Work to do: Wherever the word "Promise" shows up in a line, please copy that line.

Entries provided:
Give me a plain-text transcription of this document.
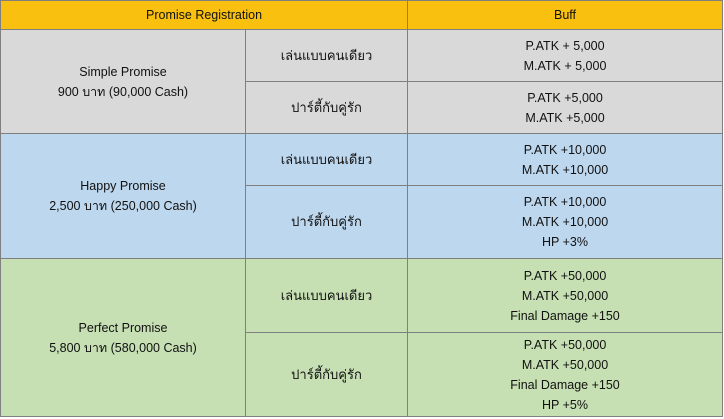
Promise Registration		Buff

Simple Promise
900 บาท (90,000 Cash)	เล่นแบบคนเดียว	P.ATK + 5,000
M.ATK + 5,000

	ปาร์ตี้กับคู่รัก	P.ATK +5,000
M.ATK +5,000

Happy Promise
2,500 บาท (250,000 Cash)	เล่นแบบคนเดียว	P.ATK +10,000
M.ATK +10,000

	ปาร์ตี้กับคู่รัก	P.ATK +10,000
M.ATK +10,000
HP +3%

Perfect Promise
5,800 บาท (580,000 Cash)	เล่นแบบคนเดียว	P.ATK +50,000
M.ATK +50,000
Final Damage +150

	ปาร์ตี้กับคู่รัก	P.ATK +50,000
M.ATK +50,000
Final Damage +150
HP +5%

Exercise result:
Promise Registration		Buff
Simple Promise
Happy Promise
Perfect Promise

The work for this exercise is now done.